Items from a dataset

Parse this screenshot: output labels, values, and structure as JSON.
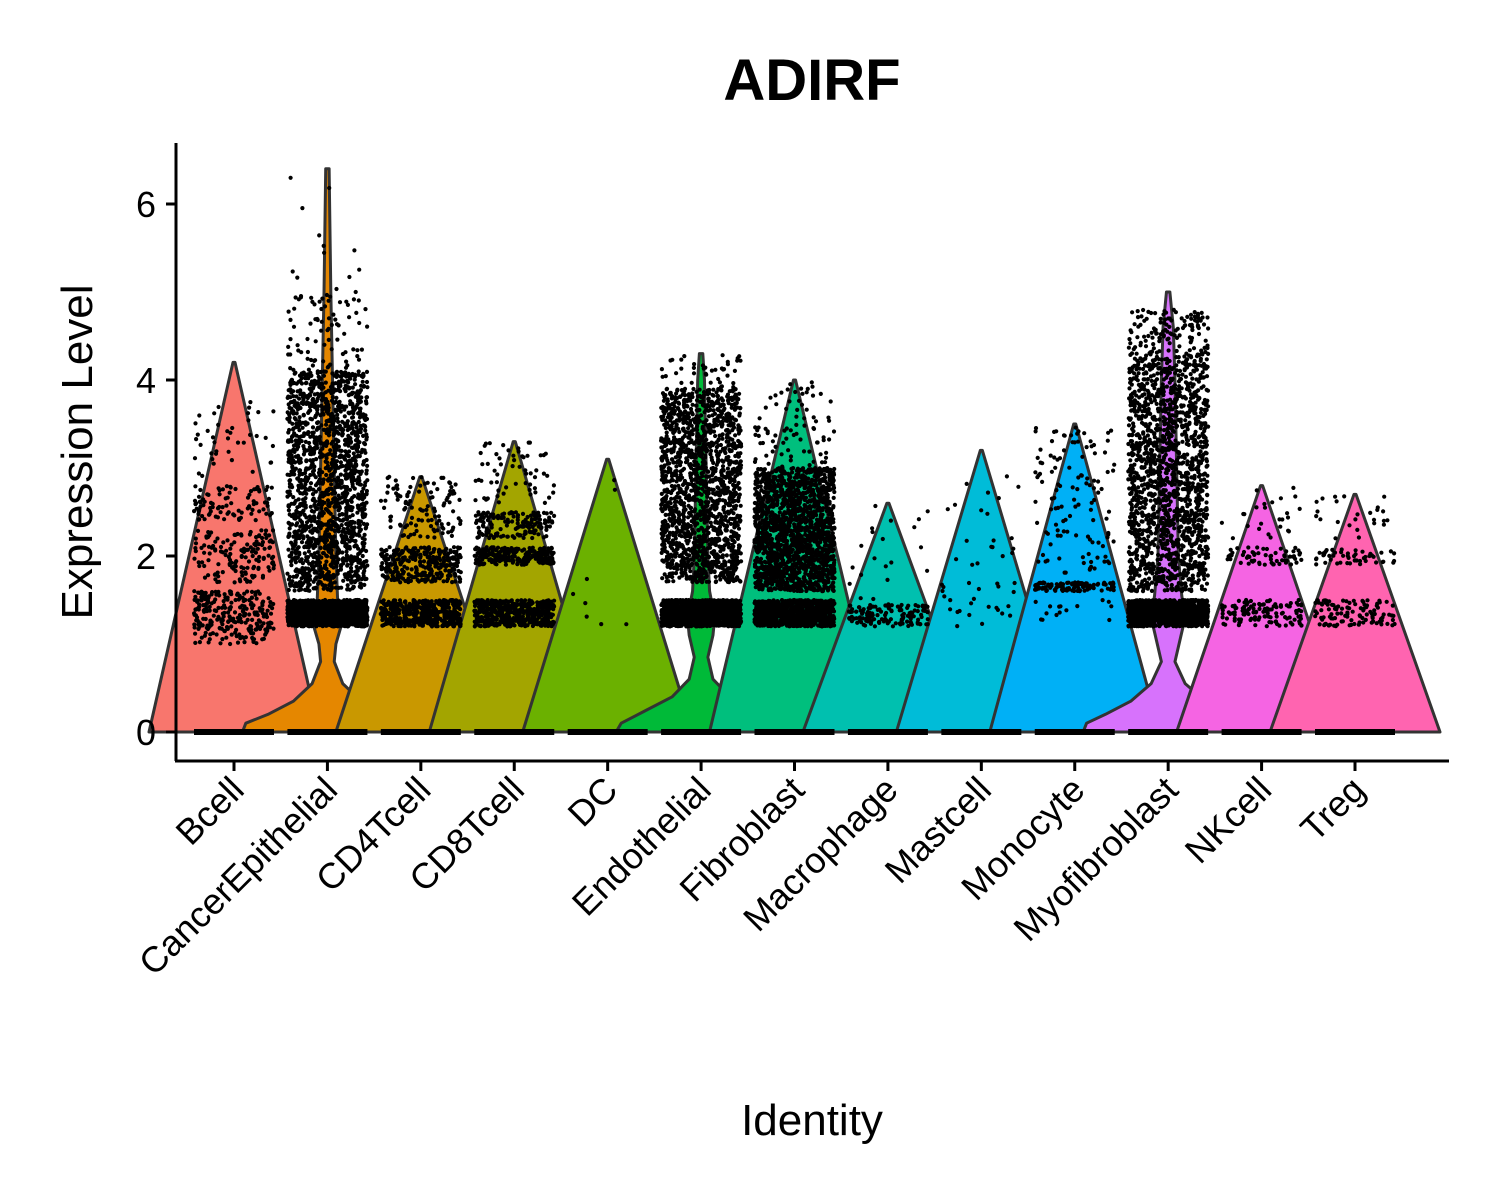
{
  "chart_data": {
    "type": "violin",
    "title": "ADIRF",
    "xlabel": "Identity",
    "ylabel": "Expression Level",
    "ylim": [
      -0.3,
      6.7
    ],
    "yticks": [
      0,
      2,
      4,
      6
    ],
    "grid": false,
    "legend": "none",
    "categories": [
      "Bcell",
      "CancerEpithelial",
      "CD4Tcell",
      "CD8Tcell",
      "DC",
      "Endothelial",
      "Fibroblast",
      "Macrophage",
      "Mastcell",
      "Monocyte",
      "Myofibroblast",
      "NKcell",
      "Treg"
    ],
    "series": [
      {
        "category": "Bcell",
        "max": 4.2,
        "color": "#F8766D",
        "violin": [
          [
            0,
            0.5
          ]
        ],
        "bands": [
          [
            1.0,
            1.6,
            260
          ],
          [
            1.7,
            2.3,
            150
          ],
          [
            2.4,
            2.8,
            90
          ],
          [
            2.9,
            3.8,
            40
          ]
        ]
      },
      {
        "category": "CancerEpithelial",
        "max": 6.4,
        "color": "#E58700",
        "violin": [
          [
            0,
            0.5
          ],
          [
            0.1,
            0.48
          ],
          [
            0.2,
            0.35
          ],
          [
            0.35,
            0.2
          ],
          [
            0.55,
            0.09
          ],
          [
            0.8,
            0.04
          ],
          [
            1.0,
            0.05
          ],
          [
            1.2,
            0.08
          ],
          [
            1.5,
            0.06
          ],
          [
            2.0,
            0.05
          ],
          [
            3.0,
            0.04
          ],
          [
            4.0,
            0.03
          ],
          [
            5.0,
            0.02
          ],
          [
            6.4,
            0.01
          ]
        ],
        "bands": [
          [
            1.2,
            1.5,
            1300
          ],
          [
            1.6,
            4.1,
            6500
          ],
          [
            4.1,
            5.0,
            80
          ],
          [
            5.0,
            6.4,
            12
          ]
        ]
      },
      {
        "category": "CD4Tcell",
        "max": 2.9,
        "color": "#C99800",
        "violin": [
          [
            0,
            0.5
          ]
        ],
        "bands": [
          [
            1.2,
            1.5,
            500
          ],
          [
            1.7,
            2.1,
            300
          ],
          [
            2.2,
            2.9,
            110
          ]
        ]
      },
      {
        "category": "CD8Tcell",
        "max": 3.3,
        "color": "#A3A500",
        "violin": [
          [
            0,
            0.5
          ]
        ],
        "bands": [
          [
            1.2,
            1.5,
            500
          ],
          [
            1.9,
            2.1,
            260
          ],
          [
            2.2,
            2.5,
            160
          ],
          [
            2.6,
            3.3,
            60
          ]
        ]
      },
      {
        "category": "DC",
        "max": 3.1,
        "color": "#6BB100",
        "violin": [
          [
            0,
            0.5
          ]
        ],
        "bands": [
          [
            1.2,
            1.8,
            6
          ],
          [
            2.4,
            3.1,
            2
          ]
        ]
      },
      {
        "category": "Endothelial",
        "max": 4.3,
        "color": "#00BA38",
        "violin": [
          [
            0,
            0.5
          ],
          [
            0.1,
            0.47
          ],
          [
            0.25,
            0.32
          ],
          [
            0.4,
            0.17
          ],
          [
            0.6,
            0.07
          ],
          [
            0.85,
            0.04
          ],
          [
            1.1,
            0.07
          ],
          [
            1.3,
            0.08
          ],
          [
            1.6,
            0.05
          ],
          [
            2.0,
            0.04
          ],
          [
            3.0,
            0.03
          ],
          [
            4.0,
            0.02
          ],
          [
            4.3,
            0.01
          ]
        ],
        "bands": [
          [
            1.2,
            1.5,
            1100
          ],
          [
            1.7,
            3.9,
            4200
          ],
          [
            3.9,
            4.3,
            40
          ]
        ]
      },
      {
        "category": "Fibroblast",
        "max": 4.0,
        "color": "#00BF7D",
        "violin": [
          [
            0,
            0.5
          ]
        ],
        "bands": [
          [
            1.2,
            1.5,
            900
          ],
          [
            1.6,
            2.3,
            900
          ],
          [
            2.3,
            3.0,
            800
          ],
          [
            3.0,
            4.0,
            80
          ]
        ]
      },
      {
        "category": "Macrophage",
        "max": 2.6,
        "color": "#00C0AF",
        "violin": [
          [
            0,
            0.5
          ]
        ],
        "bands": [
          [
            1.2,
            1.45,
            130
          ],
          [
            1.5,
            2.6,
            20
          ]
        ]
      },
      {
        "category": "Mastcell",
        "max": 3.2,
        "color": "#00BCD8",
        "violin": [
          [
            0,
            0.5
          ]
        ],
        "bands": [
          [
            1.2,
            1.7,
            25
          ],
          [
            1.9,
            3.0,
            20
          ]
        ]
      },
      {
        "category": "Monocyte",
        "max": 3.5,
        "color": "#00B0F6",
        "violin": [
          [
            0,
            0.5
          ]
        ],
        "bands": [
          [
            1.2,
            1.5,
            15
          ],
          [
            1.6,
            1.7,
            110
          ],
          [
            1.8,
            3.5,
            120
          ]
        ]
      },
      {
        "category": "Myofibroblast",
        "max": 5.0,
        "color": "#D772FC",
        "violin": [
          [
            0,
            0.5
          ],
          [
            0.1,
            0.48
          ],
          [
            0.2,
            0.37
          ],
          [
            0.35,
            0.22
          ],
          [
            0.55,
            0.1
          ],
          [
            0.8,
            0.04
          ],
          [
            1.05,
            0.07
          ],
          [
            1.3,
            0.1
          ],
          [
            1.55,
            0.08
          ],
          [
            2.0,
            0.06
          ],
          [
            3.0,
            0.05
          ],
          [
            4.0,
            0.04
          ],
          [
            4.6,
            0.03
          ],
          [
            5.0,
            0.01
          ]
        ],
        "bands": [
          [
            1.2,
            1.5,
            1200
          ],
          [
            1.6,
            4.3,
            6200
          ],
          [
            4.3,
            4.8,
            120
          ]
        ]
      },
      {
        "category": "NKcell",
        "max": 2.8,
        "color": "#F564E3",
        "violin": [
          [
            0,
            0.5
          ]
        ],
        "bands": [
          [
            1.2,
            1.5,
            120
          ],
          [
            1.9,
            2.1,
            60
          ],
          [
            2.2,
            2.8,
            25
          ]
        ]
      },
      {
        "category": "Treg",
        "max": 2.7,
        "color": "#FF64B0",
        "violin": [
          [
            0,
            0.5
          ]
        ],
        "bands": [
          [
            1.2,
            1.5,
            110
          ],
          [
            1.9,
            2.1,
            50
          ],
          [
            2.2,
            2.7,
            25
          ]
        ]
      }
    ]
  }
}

* * *

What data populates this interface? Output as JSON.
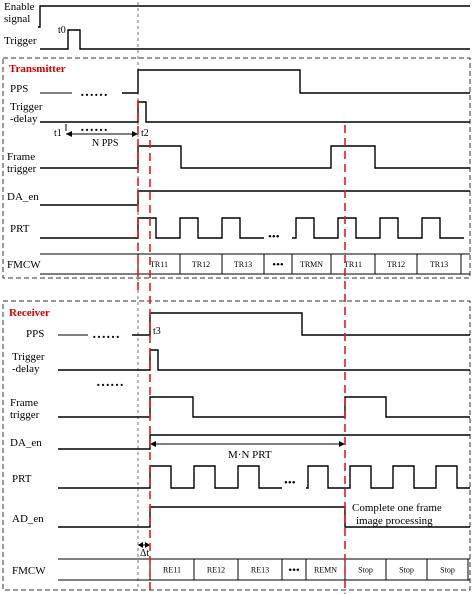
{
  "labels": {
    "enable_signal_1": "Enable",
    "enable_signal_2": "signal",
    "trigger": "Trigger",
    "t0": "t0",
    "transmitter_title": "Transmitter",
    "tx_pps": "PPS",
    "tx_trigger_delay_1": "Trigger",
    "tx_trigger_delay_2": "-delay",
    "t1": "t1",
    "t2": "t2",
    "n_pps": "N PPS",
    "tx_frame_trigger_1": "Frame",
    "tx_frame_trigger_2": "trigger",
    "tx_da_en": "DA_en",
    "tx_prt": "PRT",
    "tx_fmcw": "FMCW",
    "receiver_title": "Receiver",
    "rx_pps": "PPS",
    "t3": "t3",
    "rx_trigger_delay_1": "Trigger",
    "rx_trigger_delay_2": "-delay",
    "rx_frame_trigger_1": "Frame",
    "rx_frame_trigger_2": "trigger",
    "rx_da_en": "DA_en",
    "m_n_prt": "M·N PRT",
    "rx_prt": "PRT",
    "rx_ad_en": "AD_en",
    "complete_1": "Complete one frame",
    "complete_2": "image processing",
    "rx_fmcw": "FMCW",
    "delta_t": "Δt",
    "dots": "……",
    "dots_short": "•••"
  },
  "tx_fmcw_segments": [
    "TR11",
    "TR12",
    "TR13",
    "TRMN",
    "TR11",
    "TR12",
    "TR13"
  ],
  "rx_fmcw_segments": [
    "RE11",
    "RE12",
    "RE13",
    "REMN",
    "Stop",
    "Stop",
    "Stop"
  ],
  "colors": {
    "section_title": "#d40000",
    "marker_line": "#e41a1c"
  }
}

[Short exercise]:
Using the material above, copy every line in which the string "JSON" occurs.

[Task response]:
Parse this screenshot: output labels, values, and structure as JSON.
What data populates this interface? Output as JSON.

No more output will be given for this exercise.